> _INSTRUCTIONS TO FOLLOW_
Your task is to copy every line of the entries that contains "части".

> _DATA_

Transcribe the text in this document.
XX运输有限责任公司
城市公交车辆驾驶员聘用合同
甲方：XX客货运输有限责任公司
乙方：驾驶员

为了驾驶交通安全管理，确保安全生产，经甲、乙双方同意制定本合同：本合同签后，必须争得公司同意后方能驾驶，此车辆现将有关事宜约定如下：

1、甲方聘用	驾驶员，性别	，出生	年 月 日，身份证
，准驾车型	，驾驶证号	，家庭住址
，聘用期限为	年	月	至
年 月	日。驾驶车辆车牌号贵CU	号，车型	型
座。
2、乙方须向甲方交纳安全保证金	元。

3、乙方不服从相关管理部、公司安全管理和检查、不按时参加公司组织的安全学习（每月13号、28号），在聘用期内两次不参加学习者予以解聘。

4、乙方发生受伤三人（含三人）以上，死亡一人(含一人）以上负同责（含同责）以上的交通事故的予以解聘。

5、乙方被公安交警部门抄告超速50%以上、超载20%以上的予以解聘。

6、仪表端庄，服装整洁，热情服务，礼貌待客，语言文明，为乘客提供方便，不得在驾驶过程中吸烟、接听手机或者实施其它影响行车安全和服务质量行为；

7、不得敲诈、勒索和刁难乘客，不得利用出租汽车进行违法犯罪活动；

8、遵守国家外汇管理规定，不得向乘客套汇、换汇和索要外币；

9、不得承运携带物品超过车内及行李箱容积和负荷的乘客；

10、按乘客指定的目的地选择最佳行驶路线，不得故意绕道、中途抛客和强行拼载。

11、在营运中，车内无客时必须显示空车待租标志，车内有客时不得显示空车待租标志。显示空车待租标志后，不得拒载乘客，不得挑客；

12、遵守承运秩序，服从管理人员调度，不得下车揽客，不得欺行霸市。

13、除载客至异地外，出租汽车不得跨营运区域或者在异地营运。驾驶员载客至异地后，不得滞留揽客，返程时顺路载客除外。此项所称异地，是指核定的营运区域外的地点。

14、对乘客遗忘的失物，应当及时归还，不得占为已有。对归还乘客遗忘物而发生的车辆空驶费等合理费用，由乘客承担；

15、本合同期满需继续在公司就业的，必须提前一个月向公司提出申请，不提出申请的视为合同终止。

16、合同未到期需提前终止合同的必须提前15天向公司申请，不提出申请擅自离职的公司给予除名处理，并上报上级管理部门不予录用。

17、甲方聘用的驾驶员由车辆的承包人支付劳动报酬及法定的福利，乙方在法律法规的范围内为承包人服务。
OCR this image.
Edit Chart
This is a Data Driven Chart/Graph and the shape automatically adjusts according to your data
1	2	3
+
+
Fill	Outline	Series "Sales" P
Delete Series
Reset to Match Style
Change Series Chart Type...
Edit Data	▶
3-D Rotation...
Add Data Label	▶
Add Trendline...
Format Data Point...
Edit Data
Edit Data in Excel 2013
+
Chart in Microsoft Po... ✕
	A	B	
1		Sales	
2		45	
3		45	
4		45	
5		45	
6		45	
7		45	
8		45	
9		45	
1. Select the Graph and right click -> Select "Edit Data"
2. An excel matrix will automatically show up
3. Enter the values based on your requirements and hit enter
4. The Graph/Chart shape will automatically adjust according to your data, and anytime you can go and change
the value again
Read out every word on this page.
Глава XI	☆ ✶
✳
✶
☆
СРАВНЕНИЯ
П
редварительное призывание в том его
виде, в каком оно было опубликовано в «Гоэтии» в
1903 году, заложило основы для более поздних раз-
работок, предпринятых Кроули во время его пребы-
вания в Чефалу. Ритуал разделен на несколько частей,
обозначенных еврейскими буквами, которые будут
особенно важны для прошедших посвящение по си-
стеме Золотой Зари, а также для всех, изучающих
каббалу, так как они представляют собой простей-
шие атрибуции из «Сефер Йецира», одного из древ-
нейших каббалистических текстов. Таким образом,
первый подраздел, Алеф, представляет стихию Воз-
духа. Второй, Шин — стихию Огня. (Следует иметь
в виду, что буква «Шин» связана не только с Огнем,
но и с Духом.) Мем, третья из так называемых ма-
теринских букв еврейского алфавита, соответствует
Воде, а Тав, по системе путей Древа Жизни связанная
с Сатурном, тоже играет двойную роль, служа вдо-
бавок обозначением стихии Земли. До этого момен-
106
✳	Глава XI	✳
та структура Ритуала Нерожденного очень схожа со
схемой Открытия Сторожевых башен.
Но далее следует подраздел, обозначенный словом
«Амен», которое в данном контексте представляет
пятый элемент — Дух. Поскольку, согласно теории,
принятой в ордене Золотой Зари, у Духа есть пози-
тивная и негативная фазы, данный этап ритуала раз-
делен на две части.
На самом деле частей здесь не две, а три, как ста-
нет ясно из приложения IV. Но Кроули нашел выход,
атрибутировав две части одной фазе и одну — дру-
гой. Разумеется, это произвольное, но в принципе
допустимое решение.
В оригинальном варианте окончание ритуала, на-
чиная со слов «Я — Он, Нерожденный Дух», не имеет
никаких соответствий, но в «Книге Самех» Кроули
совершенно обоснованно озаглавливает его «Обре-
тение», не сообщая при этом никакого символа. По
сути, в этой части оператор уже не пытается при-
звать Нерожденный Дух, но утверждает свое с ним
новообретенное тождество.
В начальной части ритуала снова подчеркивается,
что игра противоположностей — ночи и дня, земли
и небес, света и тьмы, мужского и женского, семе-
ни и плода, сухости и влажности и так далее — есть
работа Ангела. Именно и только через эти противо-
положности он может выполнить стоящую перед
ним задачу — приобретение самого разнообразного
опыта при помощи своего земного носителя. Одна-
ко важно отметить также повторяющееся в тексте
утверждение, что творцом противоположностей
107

> _WRITTEN ANSWER_
делен на две части.
атрибутировав две части одной фазе и одну — дру-
сути, в этой части оператор уже не пытается при-
В начальной части ритуала снова подчеркивается,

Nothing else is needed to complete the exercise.